* Brief
Return all lines with the word "right" in them.

* Data for this task
==*==

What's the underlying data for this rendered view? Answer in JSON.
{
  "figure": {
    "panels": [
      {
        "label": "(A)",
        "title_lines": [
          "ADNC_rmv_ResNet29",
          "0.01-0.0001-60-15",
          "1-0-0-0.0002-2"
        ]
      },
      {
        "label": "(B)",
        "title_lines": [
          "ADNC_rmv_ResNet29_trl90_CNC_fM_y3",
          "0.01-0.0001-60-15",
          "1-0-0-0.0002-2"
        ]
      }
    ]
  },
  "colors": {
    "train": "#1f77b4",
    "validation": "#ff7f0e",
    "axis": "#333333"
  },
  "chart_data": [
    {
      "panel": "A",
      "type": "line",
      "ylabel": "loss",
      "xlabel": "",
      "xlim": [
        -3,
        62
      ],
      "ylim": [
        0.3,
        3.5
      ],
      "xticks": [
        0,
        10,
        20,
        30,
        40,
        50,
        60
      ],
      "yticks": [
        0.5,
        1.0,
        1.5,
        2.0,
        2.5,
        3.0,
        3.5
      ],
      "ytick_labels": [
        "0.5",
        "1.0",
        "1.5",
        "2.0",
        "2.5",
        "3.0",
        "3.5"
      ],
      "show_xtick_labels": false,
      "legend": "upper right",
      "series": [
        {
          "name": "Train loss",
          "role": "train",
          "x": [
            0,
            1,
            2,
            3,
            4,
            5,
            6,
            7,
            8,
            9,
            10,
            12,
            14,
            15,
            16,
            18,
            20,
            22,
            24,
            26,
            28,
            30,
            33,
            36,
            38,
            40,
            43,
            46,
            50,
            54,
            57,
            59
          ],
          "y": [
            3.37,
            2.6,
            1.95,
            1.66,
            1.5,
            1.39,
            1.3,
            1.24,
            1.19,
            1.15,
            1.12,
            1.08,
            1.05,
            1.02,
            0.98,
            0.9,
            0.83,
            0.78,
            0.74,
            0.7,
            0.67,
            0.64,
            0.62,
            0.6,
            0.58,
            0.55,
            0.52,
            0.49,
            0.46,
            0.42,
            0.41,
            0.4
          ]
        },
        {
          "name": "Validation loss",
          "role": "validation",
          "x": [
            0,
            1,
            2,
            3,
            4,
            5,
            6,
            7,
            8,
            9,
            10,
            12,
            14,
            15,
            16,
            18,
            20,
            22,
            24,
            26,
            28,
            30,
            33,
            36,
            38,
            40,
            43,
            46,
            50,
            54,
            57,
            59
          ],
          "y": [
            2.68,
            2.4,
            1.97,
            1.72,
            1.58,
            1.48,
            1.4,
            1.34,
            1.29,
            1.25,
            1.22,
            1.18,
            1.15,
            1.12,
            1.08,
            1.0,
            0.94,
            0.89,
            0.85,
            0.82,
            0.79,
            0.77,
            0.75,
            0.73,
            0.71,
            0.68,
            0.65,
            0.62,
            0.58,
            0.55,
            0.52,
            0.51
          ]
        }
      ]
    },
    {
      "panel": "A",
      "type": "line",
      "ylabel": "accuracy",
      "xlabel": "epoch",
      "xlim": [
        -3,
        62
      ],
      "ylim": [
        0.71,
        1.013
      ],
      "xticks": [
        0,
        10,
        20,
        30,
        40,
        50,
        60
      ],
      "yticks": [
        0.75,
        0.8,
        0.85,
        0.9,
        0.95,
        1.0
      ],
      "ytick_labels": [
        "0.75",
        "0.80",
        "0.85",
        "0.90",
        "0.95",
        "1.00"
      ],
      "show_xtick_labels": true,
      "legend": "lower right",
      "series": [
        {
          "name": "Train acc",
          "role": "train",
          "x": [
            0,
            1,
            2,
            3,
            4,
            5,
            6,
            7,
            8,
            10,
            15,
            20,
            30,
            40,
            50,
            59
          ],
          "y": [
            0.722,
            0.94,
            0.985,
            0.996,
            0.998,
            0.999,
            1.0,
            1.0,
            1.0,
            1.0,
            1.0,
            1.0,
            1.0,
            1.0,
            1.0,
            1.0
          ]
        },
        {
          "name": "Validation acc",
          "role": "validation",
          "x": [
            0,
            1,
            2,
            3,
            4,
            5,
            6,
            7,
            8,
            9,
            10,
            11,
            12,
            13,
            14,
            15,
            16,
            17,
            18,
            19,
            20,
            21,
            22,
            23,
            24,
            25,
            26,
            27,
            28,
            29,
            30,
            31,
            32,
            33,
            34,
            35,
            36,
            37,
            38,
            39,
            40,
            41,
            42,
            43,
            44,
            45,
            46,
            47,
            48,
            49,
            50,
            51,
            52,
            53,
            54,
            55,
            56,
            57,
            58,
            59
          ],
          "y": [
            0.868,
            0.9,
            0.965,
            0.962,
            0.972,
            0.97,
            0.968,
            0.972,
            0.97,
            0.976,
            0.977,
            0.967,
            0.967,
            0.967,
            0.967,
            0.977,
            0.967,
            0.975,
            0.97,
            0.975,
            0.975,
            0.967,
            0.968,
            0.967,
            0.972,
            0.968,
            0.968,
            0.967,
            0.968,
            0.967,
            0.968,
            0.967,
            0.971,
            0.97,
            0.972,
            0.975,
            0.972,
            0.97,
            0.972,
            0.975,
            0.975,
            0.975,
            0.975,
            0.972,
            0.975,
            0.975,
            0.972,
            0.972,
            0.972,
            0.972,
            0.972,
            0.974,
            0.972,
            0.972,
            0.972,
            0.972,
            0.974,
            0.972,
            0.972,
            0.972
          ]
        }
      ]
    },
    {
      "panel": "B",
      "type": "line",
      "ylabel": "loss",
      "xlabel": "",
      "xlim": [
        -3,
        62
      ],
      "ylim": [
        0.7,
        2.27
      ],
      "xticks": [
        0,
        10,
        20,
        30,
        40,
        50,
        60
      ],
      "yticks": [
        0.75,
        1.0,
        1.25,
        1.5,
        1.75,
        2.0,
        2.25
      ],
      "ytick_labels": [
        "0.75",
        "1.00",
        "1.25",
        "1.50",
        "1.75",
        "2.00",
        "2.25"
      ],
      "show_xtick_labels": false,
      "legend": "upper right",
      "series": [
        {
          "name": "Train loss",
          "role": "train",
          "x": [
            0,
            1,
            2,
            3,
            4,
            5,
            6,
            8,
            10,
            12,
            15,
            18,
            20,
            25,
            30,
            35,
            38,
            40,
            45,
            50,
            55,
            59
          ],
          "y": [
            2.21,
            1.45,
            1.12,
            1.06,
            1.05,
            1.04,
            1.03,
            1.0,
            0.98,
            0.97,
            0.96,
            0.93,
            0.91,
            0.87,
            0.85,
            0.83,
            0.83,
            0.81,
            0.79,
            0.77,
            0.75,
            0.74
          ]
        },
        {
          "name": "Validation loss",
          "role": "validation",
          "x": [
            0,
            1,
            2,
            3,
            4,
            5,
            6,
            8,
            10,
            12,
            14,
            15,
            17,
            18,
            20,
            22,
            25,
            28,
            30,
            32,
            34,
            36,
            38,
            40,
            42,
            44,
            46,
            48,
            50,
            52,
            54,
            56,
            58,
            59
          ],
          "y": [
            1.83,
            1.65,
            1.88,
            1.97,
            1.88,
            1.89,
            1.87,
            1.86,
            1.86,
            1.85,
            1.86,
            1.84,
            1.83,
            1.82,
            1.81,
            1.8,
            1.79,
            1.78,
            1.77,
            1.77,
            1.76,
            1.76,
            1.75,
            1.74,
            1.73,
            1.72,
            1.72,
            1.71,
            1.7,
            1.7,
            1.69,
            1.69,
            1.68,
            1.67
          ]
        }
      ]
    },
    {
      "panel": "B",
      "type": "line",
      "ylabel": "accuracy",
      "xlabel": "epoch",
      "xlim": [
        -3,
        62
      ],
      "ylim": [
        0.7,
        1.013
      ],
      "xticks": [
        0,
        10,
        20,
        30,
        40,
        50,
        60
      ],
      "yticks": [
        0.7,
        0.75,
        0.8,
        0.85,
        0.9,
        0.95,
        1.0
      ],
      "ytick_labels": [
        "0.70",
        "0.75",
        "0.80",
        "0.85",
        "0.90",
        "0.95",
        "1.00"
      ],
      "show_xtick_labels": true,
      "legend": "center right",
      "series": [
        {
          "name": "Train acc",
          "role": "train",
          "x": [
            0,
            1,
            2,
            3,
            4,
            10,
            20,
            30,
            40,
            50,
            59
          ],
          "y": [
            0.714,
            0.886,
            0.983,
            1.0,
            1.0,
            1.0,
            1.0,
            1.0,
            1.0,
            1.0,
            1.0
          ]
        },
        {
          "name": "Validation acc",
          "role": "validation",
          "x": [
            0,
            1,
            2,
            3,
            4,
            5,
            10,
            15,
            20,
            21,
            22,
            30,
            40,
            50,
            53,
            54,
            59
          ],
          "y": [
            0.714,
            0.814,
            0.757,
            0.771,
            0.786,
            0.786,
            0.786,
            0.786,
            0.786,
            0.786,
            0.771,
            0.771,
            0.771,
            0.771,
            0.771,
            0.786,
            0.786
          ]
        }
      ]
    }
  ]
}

==*==

* Written reply
      "legend": "upper right",
      "legend": "lower right",
      "legend": "upper right",
      "legend": "center right",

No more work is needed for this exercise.